**Extracted information:**

===

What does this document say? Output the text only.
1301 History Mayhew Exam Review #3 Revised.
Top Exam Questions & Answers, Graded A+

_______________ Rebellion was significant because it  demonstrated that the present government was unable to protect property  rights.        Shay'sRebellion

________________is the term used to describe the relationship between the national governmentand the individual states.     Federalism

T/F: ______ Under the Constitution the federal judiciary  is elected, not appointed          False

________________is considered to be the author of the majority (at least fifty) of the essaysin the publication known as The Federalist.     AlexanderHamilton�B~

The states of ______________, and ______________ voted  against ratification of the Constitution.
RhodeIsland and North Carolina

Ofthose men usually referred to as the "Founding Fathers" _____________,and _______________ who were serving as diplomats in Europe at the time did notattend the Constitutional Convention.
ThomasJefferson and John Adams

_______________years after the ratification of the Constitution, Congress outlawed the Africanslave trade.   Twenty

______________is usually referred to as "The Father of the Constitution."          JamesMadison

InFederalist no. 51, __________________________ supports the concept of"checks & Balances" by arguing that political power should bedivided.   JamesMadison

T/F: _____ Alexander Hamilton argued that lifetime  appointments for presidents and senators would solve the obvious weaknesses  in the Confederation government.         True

===

**Stated task:** Copy out each record from above, exactly.

**Task output:**
What does this document say? Output the text only.
1301 History Mayhew Exam Review #3 Revised.
Top Exam Questions & Answers, Graded A+

_______________ Rebellion was significant because it  demonstrated that the present government was unable to protect property  rights.        Shay'sRebellion

________________is the term used to describe the relationship between the national governmentand the individual states.     Federalism

T/F: ______ Under the Constitution the federal judiciary  is elected, not appointed          False

________________is considered to be the author of the majority (at least fifty) of the essaysin the publication known as The Federalist.     AlexanderHamilton�B~

The states of ______________, and ______________ voted  against ratification of the Constitution.
RhodeIsland and North Carolina

Ofthose men usually referred to as the "Founding Fathers" _____________,and _______________ who were serving as diplomats in Europe at the time did notattend the Constitutional Convention.
ThomasJefferson and John Adams

_______________years after the ratification of the Constitution, Congress outlawed the Africanslave trade.   Twenty

______________is usually referred to as "The Father of the Constitution."          JamesMadison

InFederalist no. 51, __________________________ supports the concept of"checks & Balances" by arguing that political power should bedivided.   JamesMadison

T/F: _____ Alexander Hamilton argued that lifetime  appointments for presidents and senators would solve the obvious weaknesses  in the Confederation government.         True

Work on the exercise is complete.